> What the exercise asks
Report all lines holding "JSON".

> Records for the exercise

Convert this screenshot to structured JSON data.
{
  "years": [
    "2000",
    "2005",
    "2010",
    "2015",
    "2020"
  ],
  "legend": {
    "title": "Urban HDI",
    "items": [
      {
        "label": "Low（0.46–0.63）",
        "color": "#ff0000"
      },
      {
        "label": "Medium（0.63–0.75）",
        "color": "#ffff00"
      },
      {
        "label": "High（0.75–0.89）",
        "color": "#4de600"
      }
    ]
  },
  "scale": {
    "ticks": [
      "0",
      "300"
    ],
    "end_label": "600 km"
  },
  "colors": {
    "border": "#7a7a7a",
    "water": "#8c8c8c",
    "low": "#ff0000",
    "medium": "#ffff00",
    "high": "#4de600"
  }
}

---

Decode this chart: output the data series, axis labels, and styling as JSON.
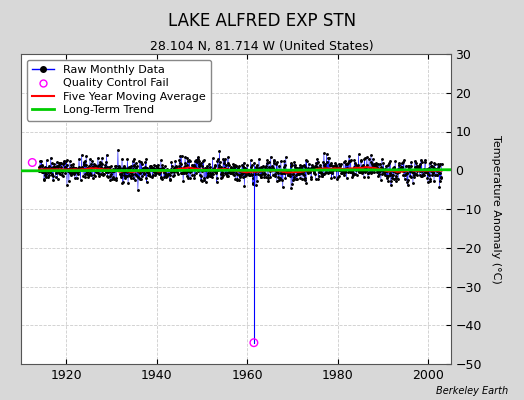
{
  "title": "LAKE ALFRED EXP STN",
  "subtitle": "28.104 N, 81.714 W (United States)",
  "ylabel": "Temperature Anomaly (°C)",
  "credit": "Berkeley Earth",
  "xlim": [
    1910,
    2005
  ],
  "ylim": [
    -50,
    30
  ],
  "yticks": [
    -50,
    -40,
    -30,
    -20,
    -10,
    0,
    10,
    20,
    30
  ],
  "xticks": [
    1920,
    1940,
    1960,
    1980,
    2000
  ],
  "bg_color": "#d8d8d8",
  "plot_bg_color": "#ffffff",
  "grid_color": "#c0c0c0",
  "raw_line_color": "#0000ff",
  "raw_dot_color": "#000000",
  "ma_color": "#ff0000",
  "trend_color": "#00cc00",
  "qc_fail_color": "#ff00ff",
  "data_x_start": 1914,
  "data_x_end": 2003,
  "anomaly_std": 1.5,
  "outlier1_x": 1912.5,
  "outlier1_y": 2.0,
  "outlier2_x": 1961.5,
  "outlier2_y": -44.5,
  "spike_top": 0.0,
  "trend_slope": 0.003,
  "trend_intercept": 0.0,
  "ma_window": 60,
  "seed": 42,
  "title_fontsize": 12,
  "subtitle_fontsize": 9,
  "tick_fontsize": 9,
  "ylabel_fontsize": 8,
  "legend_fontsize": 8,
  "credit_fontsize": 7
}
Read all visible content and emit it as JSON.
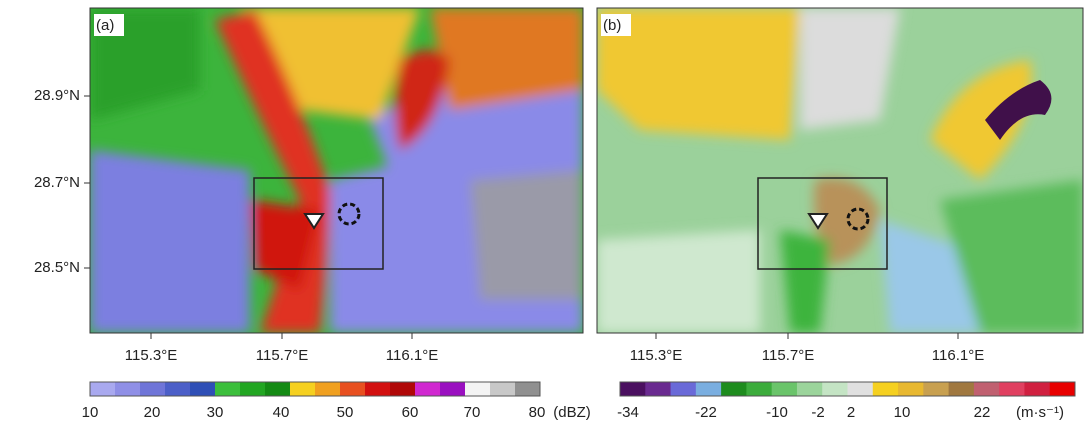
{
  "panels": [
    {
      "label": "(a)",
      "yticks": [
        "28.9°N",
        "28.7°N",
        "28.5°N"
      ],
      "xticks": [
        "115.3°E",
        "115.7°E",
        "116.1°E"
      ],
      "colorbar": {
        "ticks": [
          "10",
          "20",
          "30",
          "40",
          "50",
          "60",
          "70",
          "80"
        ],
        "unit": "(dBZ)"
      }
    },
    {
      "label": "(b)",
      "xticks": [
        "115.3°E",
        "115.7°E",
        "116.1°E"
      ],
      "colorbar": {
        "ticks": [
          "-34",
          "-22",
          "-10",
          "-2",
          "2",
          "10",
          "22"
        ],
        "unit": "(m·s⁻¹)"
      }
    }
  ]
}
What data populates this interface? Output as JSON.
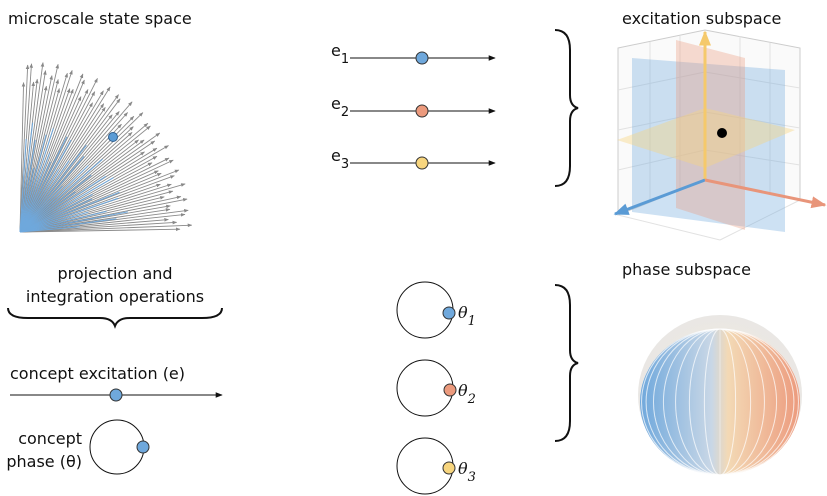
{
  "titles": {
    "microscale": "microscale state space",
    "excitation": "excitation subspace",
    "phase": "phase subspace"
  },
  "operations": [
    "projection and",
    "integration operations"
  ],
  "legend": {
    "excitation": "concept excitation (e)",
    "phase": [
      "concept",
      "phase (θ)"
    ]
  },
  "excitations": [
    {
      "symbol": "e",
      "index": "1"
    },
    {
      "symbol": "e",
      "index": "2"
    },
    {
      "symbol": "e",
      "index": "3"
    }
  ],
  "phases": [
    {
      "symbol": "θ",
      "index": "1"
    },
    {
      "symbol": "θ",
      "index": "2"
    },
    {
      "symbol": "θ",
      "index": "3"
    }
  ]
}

> The reply
Convert this screenshot to structured JSON data.
Decode this chart: output the data series, axis labels, and styling as JSON.
Read all visible content and emit it as JSON.
What data populates this interface? Output as JSON.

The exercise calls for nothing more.